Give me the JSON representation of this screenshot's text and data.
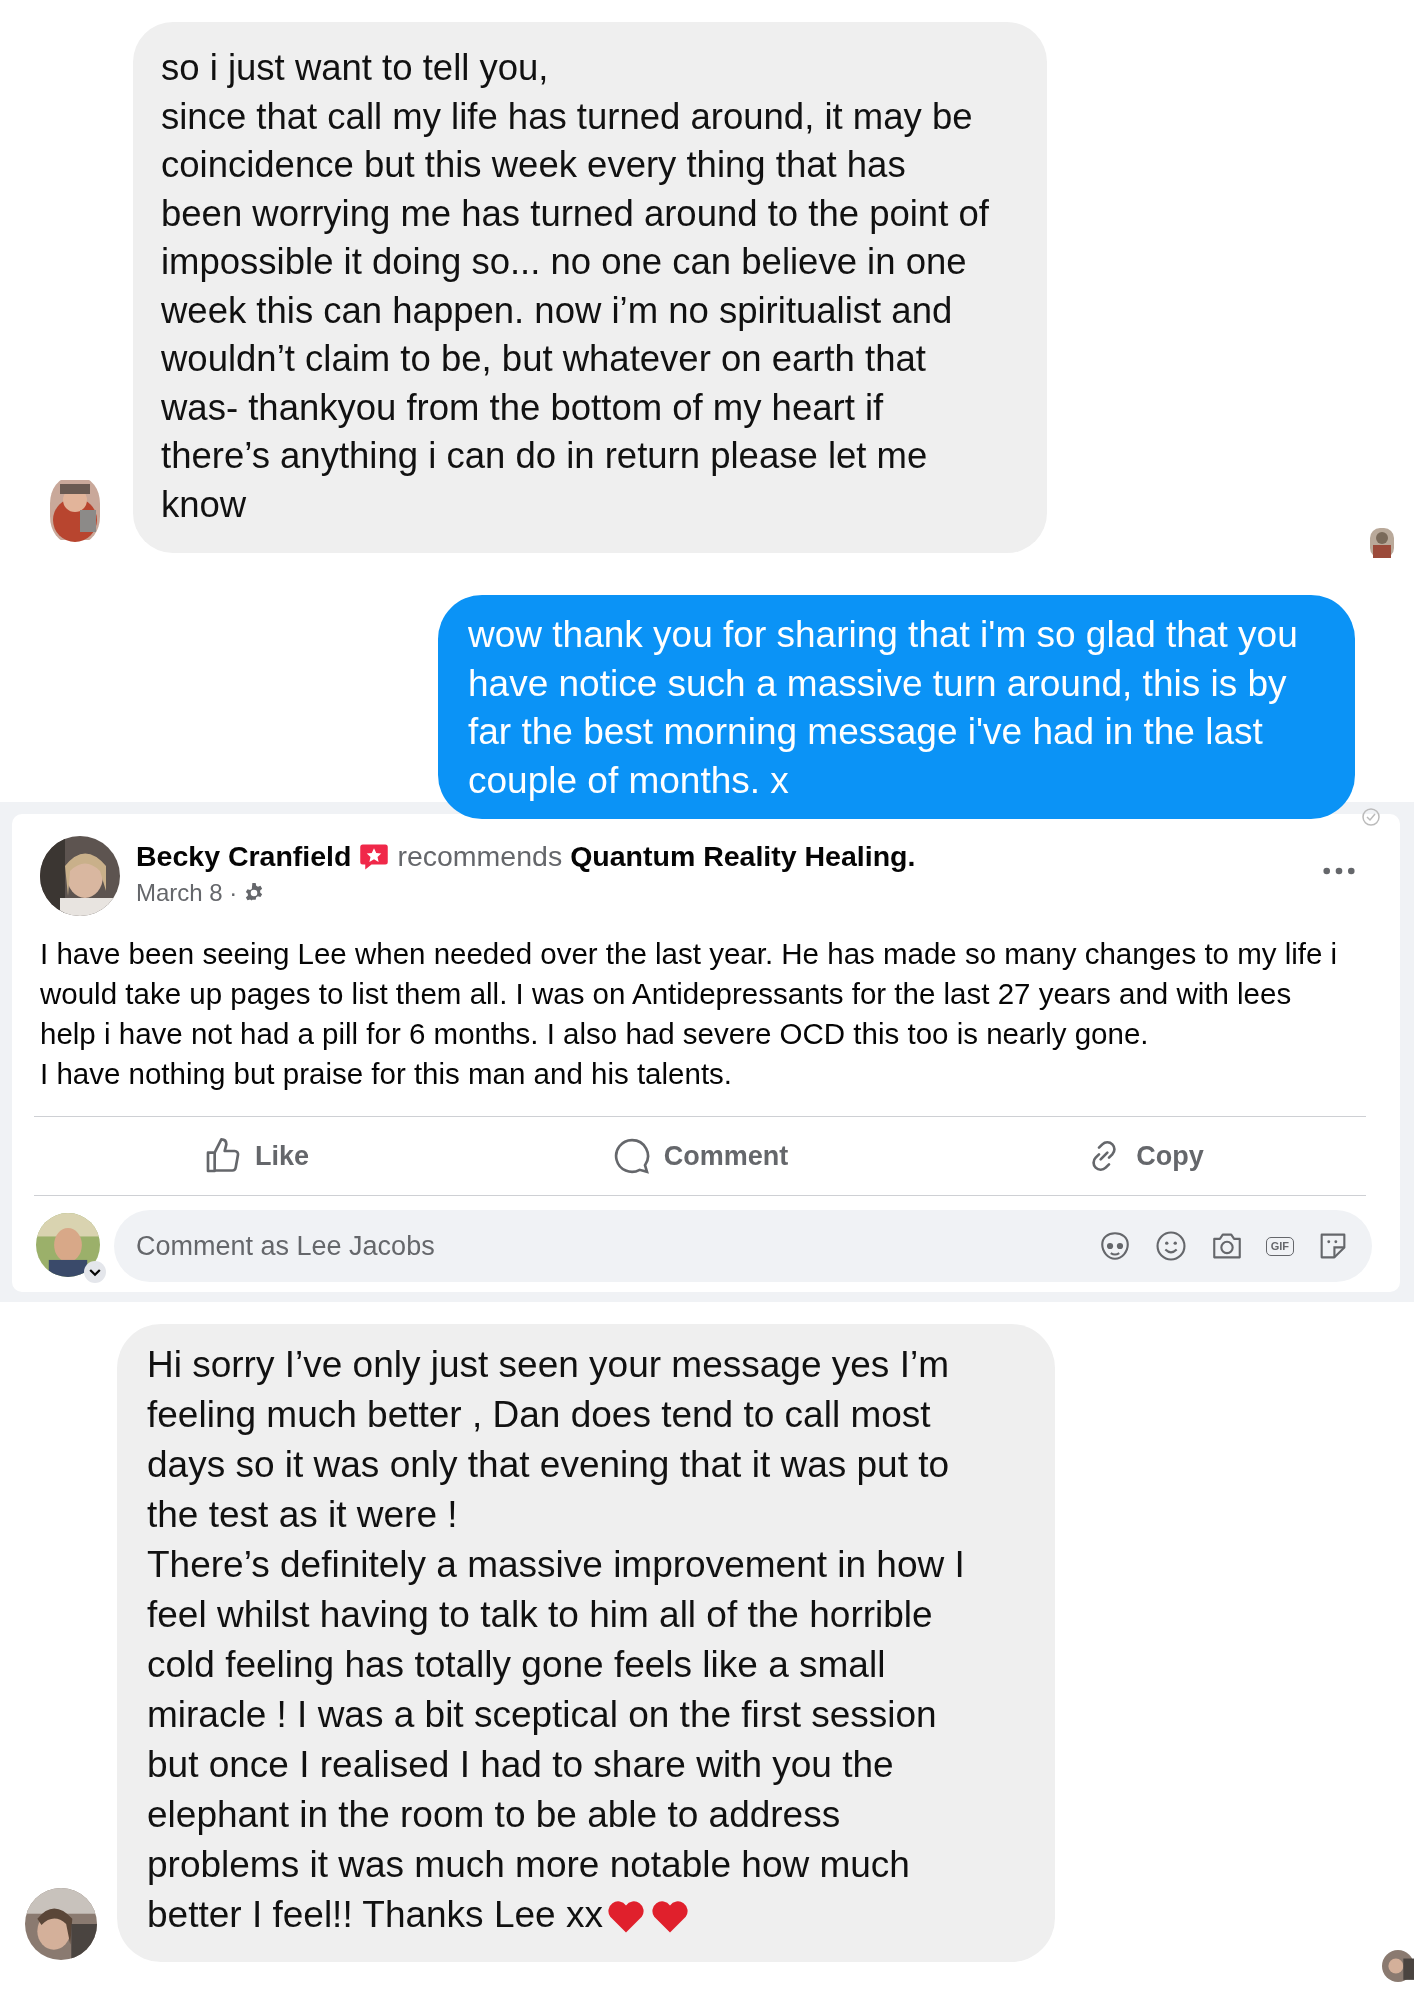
{
  "chat_1": {
    "received": {
      "lines": [
        "so i just want to tell you,",
        "since that call my life has turned around, it may be",
        "coincidence but this week every thing that has",
        "been worrying me has turned around to the point of",
        "impossible it doing so... no one can believe in one",
        "week this can happen. now i’m no spiritualist and",
        "wouldn’t claim to be, but whatever on earth that",
        "was- thankyou from the bottom of my heart if",
        "there’s anything i can do in return please let me",
        "know"
      ]
    },
    "sent": {
      "lines": [
        "wow thank you for sharing that i'm so glad that you",
        "have notice such a massive turn around, this is by",
        "far the best morning message i've had in the last",
        "couple of months. x"
      ]
    }
  },
  "post": {
    "author": "Becky Cranfield",
    "action": "recommends",
    "page": "Quantum Reality Healing.",
    "date": "March 8 ·",
    "body": [
      "I have been seeing Lee when needed over the last year. He has made so many changes to my life i",
      "would take up pages to list them all. I was on Antidepressants for the last 27 years and with lees",
      "help i have not had a pill for 6 months. I also had severe OCD this too is nearly gone.",
      "I have nothing but praise for this man and his talents."
    ],
    "actions": [
      {
        "kind": "like",
        "label": "Like"
      },
      {
        "kind": "comment",
        "label": "Comment"
      },
      {
        "kind": "copy",
        "label": "Copy"
      }
    ],
    "comment_field": {
      "placeholder": "Comment as Lee Jacobs",
      "gif_label": "GIF"
    }
  },
  "chat_2": {
    "received": {
      "lines": [
        "Hi sorry I’ve only just seen your message yes I’m",
        "feeling much better , Dan does tend to call most",
        "days so it was only that evening that it was put to",
        "the test as it were !",
        "There’s definitely a massive improvement in how I",
        "feel whilst having to talk to him all of the horrible",
        "cold feeling has totally gone feels like a small",
        "miracle ! I was a bit sceptical on the first session",
        "but once I realised I had to share with you the",
        "elephant in the room to be able to address",
        "problems it was much more notable how much",
        "better I feel!! Thanks Lee xx"
      ]
    }
  }
}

- Exercise
For each line in the data above that contains the string "gone", extract the line.

- Reply to the exercise
      "help i have not had a pill for 6 months. I also had severe OCD this too is nearly gone.",
        "cold feeling has totally gone feels like a small",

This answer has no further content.